┌──

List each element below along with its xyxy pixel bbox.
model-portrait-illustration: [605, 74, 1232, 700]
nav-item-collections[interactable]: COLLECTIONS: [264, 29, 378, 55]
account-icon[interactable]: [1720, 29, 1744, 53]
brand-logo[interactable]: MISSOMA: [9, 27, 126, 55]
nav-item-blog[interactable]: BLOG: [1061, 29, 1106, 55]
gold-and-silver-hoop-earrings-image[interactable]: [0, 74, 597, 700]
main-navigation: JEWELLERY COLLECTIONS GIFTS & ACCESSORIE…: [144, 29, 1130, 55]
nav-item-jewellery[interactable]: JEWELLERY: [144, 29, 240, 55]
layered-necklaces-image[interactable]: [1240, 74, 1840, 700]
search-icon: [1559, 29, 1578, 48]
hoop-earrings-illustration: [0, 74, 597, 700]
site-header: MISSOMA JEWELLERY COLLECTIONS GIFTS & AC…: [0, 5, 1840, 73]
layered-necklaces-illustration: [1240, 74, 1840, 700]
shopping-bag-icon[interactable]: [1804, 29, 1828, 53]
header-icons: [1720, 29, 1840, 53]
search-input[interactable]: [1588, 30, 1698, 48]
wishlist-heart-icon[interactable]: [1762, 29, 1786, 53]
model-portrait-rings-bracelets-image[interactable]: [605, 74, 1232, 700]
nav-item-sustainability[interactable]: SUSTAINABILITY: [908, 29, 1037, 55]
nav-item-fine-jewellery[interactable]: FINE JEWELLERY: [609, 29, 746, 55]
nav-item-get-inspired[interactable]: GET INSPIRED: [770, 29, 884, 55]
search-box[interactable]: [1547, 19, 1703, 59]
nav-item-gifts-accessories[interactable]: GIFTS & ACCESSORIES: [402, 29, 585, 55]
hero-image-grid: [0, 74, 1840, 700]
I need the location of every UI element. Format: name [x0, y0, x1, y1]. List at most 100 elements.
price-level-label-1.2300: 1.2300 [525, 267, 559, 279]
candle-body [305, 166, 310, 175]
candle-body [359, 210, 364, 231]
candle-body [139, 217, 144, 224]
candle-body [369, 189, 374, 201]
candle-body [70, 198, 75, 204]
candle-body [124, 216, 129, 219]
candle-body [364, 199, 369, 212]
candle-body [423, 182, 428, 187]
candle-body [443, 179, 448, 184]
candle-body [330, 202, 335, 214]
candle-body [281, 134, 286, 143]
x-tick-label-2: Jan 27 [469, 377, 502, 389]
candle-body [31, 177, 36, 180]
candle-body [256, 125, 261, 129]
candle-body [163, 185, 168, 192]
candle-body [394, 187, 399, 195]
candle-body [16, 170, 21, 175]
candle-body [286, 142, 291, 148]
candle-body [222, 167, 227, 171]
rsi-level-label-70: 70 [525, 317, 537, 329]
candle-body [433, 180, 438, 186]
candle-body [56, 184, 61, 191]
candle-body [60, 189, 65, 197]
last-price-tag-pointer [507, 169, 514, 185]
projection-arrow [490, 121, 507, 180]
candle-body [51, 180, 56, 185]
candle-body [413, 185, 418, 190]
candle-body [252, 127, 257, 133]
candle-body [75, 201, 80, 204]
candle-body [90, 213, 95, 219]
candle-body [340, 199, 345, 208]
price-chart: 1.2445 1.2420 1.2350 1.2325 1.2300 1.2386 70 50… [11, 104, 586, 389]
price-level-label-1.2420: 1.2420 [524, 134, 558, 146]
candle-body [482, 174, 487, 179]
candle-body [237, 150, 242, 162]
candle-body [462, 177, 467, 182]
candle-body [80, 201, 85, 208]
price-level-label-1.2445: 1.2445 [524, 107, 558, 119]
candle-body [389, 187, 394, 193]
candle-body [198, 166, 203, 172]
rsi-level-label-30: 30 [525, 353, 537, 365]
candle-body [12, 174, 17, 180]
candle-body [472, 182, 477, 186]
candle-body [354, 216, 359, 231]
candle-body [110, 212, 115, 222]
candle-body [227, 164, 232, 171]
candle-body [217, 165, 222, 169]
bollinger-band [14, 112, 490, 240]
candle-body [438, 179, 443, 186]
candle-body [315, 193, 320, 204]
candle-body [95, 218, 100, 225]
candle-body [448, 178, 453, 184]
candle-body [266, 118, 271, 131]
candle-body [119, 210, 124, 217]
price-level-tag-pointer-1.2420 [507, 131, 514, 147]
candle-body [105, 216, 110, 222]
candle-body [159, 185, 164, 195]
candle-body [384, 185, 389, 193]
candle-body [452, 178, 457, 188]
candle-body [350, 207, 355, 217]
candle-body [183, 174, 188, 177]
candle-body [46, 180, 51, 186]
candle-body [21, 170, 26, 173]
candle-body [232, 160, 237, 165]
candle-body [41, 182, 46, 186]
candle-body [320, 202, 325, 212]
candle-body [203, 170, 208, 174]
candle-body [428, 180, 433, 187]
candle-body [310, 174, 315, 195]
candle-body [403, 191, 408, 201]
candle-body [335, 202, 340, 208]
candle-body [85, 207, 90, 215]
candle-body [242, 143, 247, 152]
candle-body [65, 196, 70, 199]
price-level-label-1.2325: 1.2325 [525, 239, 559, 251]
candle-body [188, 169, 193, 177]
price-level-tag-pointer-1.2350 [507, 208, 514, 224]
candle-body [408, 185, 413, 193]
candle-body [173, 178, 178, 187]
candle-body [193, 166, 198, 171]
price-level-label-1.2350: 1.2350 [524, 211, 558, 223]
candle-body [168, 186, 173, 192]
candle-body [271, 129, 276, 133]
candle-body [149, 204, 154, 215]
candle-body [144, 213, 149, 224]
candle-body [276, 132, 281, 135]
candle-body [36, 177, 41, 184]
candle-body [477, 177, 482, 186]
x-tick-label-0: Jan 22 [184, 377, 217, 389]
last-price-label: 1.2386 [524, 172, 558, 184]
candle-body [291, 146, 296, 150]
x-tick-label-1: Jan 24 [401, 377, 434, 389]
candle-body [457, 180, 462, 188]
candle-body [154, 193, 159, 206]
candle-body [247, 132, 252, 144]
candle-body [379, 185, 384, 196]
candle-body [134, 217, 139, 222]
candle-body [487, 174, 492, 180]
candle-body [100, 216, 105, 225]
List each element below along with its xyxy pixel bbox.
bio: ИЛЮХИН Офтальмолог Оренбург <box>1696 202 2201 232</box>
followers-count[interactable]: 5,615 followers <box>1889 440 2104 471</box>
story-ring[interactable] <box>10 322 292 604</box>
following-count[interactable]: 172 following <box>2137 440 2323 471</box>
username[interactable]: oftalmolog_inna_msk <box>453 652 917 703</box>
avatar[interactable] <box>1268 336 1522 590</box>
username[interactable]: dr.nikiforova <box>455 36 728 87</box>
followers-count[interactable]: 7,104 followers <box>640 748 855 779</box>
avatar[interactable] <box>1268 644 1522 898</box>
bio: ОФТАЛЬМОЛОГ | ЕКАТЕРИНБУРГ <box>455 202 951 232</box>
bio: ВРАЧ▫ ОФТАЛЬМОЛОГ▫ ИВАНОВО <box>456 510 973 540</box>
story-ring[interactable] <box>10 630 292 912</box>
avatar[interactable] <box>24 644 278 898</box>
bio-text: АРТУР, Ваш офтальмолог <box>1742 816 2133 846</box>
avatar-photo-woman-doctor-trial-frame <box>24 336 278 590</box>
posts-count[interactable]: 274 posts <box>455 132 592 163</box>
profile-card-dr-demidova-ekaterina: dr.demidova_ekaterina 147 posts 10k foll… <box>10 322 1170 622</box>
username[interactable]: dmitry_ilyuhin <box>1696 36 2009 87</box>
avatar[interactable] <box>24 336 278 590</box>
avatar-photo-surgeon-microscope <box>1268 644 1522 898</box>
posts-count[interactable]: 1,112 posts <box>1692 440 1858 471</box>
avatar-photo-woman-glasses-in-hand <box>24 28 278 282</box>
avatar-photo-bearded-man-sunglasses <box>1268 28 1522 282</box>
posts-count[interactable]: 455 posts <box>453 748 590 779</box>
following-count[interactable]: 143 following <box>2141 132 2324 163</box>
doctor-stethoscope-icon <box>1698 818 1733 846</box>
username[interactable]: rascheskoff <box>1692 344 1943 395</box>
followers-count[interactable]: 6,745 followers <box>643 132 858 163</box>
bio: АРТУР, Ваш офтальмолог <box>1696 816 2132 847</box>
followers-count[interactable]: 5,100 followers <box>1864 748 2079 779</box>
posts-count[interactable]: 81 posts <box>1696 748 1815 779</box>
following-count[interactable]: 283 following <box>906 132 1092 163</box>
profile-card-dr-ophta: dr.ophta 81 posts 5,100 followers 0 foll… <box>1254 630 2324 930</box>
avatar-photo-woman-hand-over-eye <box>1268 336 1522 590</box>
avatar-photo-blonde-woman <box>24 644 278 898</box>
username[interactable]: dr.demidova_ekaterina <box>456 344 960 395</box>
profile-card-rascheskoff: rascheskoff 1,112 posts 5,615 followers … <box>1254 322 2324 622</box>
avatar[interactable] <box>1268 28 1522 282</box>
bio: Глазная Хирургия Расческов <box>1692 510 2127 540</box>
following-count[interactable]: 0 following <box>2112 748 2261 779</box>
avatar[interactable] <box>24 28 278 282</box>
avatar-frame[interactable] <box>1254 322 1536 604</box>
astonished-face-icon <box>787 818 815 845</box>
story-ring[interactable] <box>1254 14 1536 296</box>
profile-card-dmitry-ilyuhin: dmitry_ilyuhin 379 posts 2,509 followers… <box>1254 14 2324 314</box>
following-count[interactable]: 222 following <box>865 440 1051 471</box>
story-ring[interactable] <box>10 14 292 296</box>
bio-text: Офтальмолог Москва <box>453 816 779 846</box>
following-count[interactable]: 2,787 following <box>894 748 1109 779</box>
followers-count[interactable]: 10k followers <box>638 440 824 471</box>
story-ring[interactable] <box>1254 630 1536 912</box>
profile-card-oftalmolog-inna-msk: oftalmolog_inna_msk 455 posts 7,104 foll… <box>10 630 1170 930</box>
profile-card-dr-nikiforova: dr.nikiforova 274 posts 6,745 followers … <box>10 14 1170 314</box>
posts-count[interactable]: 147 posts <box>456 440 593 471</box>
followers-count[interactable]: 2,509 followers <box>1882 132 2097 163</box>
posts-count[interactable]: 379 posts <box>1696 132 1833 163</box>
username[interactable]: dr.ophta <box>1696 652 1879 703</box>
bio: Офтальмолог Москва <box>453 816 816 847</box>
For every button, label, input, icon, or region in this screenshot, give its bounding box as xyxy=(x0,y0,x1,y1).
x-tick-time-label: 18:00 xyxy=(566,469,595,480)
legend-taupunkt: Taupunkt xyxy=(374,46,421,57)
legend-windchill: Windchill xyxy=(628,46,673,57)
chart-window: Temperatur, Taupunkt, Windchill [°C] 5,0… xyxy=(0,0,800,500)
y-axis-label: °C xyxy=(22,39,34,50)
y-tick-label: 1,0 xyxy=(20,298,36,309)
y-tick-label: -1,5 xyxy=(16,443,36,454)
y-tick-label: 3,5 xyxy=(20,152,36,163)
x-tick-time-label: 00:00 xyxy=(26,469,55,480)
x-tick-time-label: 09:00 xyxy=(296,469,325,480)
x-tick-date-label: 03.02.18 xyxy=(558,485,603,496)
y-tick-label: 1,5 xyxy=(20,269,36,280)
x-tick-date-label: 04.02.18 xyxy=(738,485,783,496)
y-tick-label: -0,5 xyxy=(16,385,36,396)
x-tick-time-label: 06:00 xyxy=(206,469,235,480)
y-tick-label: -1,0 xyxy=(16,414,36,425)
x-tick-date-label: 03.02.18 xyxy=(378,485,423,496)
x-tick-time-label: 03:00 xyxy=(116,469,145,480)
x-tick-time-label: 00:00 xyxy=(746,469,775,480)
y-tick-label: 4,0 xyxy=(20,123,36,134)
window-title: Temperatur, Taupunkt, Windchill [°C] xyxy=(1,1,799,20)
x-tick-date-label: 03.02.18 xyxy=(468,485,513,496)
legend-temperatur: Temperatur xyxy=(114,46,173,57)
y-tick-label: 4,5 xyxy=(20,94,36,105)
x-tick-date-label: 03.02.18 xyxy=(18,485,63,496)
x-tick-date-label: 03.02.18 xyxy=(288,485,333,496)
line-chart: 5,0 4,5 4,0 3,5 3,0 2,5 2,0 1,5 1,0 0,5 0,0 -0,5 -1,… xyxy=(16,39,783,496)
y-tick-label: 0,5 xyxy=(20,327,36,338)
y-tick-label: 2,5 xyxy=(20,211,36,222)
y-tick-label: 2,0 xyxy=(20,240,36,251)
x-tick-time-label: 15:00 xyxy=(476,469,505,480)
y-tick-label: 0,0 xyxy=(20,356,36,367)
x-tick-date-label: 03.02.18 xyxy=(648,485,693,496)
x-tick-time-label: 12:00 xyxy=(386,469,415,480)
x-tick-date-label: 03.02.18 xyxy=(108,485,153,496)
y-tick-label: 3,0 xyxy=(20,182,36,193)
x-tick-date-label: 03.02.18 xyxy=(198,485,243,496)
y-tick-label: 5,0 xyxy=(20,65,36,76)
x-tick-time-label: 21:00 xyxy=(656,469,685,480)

└──

Change "account-icon" to "profile-icon" in the stretch from the start of the lines through the line containing "brand-logo[interactable]: MISSOMA: [9, 27, 126, 55]", and give back only that stretch with everything else unchanged.

### EXPECTED ANSWER:
List each element below along with its xyxy pixel bbox.
model-portrait-illustration: [605, 74, 1232, 700]
nav-item-collections[interactable]: COLLECTIONS: [264, 29, 378, 55]
profile-icon[interactable]: [1720, 29, 1744, 53]
brand-logo[interactable]: MISSOMA: [9, 27, 126, 55]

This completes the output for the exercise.